____ Supplied material

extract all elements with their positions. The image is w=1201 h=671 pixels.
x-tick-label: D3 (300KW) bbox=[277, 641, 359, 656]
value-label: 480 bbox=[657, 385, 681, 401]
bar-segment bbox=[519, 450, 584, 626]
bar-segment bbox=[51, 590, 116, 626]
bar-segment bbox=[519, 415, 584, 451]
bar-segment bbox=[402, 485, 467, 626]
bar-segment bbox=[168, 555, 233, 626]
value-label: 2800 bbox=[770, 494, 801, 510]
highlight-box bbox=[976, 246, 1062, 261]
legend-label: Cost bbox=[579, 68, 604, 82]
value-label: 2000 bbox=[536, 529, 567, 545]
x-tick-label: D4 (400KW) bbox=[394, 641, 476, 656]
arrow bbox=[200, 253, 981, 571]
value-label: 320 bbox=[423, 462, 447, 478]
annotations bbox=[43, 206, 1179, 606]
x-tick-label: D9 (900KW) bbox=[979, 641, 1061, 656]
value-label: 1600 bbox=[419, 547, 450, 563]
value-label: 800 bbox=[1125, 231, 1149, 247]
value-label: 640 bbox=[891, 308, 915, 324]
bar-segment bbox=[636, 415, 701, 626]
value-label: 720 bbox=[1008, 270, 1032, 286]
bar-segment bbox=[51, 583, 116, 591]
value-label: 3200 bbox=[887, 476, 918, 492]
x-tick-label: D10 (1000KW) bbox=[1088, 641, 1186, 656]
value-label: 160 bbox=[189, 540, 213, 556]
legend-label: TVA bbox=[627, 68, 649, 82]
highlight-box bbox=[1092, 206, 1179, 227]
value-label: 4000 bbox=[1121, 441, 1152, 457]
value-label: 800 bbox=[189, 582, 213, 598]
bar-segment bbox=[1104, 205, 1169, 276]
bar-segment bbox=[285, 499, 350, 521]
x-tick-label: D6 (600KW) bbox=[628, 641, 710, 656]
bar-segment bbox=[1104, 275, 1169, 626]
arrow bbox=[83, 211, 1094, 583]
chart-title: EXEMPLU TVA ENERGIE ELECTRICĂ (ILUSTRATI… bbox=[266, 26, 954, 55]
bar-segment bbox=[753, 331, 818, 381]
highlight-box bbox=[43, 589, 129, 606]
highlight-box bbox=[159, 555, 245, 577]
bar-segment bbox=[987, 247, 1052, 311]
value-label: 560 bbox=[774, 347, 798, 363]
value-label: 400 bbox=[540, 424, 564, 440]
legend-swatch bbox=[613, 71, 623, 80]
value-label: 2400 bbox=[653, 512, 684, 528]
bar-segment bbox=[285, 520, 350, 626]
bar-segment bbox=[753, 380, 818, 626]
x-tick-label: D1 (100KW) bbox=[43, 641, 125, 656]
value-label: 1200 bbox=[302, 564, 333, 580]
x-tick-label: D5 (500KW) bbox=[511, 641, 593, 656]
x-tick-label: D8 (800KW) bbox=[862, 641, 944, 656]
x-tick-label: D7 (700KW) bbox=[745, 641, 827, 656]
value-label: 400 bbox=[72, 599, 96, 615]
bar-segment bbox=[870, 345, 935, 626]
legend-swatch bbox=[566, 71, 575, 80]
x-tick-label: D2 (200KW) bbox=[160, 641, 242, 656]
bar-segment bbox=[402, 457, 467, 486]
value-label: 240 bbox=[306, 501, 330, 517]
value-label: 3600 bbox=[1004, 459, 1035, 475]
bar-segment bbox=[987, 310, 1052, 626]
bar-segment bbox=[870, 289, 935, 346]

________

Could you output every one of the records above again, line for line and with nothing changed?

extract all elements with their positions. The image is w=1201 h=671 pixels.
x-tick-label: D3 (300KW) bbox=[277, 641, 359, 656]
value-label: 480 bbox=[657, 385, 681, 401]
bar-segment bbox=[519, 450, 584, 626]
bar-segment bbox=[51, 590, 116, 626]
bar-segment bbox=[519, 415, 584, 451]
bar-segment bbox=[402, 485, 467, 626]
bar-segment bbox=[168, 555, 233, 626]
value-label: 2800 bbox=[770, 494, 801, 510]
highlight-box bbox=[976, 246, 1062, 261]
legend-label: Cost bbox=[579, 68, 604, 82]
value-label: 2000 bbox=[536, 529, 567, 545]
x-tick-label: D4 (400KW) bbox=[394, 641, 476, 656]
arrow bbox=[200, 253, 981, 571]
value-label: 320 bbox=[423, 462, 447, 478]
annotations bbox=[43, 206, 1179, 606]
x-tick-label: D9 (900KW) bbox=[979, 641, 1061, 656]
value-label: 1600 bbox=[419, 547, 450, 563]
value-label: 800 bbox=[1125, 231, 1149, 247]
value-label: 640 bbox=[891, 308, 915, 324]
bar-segment bbox=[636, 415, 701, 626]
value-label: 720 bbox=[1008, 270, 1032, 286]
bar-segment bbox=[51, 583, 116, 591]
value-label: 3200 bbox=[887, 476, 918, 492]
x-tick-label: D10 (1000KW) bbox=[1088, 641, 1186, 656]
value-label: 160 bbox=[189, 540, 213, 556]
legend-label: TVA bbox=[627, 68, 649, 82]
highlight-box bbox=[1092, 206, 1179, 227]
value-label: 4000 bbox=[1121, 441, 1152, 457]
value-label: 800 bbox=[189, 582, 213, 598]
bar-segment bbox=[1104, 205, 1169, 276]
bar-segment bbox=[285, 499, 350, 521]
x-tick-label: D6 (600KW) bbox=[628, 641, 710, 656]
bar-segment bbox=[1104, 275, 1169, 626]
arrow bbox=[83, 211, 1094, 583]
chart-title: EXEMPLU TVA ENERGIE ELECTRICĂ (ILUSTRATI… bbox=[266, 26, 954, 55]
bar-segment bbox=[753, 331, 818, 381]
highlight-box bbox=[43, 589, 129, 606]
highlight-box bbox=[159, 555, 245, 577]
bar-segment bbox=[987, 247, 1052, 311]
value-label: 560 bbox=[774, 347, 798, 363]
value-label: 400 bbox=[540, 424, 564, 440]
legend-swatch bbox=[613, 71, 623, 80]
value-label: 2400 bbox=[653, 512, 684, 528]
bar-segment bbox=[285, 520, 350, 626]
bar-segment bbox=[753, 380, 818, 626]
x-tick-label: D1 (100KW) bbox=[43, 641, 125, 656]
value-label: 1200 bbox=[302, 564, 333, 580]
x-tick-label: D5 (500KW) bbox=[511, 641, 593, 656]
x-tick-label: D8 (800KW) bbox=[862, 641, 944, 656]
x-tick-label: D7 (700KW) bbox=[745, 641, 827, 656]
value-label: 400 bbox=[72, 599, 96, 615]
bar-segment bbox=[870, 345, 935, 626]
legend-swatch bbox=[566, 71, 575, 80]
x-tick-label: D2 (200KW) bbox=[160, 641, 242, 656]
bar-segment bbox=[402, 457, 467, 486]
value-label: 240 bbox=[306, 501, 330, 517]
value-label: 3600 bbox=[1004, 459, 1035, 475]
bar-segment bbox=[987, 310, 1052, 626]
bar-segment bbox=[870, 289, 935, 346]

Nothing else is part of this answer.